Instruction: The data follows this line. Copy verbatim the line with "Type out the text in this image." and each line after it to the end.

-- begin Rows --

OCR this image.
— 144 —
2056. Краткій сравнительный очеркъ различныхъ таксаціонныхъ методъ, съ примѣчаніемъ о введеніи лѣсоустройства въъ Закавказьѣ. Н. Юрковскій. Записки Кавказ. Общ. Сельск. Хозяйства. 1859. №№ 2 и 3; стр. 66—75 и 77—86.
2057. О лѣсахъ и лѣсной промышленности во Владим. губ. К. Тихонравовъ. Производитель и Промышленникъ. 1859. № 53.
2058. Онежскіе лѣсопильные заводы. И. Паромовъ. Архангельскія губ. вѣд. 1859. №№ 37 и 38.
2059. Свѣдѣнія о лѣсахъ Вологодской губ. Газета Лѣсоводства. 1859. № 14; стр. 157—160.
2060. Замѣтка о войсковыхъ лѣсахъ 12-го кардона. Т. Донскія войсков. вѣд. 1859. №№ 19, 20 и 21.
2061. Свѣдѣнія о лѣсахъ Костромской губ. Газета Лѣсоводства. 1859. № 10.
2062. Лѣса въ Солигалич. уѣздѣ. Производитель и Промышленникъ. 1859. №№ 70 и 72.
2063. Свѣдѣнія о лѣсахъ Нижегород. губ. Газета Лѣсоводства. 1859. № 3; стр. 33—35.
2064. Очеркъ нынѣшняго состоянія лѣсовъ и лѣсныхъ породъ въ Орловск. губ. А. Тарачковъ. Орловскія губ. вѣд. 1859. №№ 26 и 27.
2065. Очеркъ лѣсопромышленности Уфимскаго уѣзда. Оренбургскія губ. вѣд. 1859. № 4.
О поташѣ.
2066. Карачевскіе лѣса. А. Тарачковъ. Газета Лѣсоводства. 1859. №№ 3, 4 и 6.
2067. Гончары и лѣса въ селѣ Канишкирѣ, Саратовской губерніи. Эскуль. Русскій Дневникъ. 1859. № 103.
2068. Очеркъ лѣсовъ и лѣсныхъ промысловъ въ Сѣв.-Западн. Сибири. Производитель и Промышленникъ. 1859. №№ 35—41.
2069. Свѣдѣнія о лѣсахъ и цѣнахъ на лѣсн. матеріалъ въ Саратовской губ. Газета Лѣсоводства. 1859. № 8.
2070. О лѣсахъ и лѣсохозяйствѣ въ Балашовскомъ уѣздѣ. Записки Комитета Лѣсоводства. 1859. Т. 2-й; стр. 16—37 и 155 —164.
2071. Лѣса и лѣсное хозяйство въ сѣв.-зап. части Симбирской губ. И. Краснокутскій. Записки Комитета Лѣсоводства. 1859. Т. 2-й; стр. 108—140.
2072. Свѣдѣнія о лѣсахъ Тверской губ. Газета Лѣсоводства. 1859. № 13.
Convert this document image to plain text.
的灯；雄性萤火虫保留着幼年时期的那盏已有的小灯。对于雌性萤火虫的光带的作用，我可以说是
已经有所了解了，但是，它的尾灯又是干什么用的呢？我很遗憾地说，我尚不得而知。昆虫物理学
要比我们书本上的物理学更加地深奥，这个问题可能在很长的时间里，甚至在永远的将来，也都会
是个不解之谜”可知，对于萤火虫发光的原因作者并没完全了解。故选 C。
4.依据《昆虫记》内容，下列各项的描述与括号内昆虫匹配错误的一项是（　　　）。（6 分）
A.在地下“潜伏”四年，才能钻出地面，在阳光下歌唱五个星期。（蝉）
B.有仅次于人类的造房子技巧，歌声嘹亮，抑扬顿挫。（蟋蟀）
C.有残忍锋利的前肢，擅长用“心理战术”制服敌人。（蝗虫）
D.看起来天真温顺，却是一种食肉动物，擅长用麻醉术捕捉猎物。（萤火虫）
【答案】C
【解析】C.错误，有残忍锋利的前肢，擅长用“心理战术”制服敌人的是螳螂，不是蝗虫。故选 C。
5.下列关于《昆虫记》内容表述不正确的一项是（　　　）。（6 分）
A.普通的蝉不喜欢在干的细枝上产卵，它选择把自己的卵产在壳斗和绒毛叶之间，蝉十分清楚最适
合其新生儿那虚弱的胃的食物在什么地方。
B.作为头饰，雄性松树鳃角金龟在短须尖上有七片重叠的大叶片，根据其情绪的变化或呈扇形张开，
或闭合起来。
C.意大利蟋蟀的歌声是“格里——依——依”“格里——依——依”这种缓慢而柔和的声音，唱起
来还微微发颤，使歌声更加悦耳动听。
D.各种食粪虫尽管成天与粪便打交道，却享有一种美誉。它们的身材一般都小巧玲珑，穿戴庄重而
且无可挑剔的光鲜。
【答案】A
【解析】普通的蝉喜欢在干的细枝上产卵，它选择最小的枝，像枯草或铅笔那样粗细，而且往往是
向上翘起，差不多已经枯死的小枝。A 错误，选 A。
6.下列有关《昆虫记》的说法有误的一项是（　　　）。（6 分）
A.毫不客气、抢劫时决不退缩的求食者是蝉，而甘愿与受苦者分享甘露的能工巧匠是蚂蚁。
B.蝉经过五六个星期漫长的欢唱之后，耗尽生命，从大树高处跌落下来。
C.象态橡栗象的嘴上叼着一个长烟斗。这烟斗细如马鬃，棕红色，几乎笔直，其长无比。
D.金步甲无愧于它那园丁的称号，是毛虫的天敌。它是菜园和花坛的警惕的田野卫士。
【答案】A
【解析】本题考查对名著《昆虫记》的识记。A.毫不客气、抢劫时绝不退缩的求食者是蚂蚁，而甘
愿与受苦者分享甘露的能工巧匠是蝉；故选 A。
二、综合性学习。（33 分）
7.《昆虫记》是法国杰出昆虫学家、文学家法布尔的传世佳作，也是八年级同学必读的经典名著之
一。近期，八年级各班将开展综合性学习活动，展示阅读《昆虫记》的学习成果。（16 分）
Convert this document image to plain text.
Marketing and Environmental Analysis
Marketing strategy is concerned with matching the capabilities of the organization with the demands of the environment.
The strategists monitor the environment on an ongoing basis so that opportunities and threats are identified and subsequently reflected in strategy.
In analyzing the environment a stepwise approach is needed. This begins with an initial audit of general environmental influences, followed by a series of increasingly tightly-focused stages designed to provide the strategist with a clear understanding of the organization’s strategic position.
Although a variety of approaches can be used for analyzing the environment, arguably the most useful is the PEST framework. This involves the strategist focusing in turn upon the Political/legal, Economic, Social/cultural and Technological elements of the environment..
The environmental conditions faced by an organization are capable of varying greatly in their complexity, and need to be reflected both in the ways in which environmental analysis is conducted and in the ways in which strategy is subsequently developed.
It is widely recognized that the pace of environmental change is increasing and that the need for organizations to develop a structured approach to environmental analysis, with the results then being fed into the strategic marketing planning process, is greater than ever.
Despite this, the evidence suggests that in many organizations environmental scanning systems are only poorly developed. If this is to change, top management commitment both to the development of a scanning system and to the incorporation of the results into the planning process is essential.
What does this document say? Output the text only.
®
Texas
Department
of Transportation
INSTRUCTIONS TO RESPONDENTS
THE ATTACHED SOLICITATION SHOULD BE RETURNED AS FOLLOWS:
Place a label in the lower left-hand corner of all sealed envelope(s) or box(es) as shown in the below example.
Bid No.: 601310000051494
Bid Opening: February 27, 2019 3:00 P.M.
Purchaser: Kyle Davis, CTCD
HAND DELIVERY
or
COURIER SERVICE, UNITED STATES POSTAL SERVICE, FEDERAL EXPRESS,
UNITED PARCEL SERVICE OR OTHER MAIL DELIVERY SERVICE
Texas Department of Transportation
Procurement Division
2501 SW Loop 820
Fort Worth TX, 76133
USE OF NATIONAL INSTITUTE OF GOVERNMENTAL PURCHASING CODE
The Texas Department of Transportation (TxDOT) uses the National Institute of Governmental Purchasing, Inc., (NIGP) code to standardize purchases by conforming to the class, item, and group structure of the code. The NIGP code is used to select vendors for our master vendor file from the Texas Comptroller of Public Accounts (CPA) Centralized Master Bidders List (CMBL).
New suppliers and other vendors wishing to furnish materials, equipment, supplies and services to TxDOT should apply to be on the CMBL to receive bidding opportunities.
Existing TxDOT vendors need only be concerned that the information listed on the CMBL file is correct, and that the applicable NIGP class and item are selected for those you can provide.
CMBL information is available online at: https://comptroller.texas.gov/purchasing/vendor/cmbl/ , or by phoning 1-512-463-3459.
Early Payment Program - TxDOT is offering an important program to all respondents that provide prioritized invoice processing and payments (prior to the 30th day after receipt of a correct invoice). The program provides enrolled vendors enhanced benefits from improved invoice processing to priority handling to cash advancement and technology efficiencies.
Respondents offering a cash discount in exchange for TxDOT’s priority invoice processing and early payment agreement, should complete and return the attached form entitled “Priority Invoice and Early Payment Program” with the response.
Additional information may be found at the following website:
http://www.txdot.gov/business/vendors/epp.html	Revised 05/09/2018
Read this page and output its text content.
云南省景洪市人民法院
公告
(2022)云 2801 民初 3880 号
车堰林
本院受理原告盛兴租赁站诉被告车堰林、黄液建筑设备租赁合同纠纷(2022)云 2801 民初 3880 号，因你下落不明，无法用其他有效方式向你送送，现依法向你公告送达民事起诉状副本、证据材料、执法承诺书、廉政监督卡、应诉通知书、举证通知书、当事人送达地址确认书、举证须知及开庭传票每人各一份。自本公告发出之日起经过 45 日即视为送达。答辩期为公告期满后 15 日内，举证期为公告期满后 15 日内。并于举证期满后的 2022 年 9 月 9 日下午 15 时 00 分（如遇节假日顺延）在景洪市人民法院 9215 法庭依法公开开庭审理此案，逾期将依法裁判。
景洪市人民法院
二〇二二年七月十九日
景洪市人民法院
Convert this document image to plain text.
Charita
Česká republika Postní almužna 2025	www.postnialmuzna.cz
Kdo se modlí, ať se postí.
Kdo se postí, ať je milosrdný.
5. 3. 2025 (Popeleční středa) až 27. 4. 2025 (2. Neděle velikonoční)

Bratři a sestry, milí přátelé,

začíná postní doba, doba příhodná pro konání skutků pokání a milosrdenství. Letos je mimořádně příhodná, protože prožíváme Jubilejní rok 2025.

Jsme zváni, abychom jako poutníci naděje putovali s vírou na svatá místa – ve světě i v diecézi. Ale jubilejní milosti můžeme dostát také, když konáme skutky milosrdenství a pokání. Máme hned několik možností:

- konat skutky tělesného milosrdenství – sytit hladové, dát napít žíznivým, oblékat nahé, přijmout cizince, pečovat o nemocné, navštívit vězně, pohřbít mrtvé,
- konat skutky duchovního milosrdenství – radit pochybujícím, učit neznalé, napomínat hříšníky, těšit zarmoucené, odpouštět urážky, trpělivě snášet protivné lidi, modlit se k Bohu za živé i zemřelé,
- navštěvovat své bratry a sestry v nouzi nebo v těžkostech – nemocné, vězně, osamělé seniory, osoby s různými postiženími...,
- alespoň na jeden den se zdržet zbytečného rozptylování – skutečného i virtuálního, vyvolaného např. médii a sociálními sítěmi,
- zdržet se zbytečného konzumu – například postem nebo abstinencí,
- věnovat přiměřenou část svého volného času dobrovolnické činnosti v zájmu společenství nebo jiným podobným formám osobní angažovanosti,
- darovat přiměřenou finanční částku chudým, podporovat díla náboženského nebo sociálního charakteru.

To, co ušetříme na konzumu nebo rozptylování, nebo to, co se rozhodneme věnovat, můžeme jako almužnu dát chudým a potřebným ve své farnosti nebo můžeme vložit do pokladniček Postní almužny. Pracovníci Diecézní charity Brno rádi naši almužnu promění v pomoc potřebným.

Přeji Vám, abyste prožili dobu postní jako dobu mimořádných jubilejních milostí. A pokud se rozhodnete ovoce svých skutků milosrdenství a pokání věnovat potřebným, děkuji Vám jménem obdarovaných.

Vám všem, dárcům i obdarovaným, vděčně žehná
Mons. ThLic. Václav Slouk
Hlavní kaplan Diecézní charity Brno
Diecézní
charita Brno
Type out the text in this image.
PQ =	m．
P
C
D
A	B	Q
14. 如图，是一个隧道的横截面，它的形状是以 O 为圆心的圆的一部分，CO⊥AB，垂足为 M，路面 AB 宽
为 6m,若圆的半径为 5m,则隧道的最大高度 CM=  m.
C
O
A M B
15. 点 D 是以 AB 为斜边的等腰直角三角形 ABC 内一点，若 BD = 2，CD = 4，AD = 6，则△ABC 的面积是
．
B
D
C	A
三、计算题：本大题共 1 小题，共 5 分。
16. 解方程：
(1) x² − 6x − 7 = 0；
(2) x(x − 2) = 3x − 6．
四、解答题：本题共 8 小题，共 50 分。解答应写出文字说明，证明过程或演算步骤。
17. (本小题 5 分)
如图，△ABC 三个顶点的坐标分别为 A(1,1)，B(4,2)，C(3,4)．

-- end Rows --

The result:
Type out the text in this image.
PQ =	m．
P
C
D
A	B	Q
14. 如图，是一个隧道的横截面，它的形状是以 O 为圆心的圆的一部分，CO⊥AB，垂足为 M，路面 AB 宽
为 6m,若圆的半径为 5m,则隧道的最大高度 CM=  m.
C
O
A M B
15. 点 D 是以 AB 为斜边的等腰直角三角形 ABC 内一点，若 BD = 2，CD = 4，AD = 6，则△ABC 的面积是
．
B
D
C	A
三、计算题：本大题共 1 小题，共 5 分。
16. 解方程：
(1) x² − 6x − 7 = 0；
(2) x(x − 2) = 3x − 6．
四、解答题：本题共 8 小题，共 50 分。解答应写出文字说明，证明过程或演算步骤。
17. (本小题 5 分)
如图，△ABC 三个顶点的坐标分别为 A(1,1)，B(4,2)，C(3,4)．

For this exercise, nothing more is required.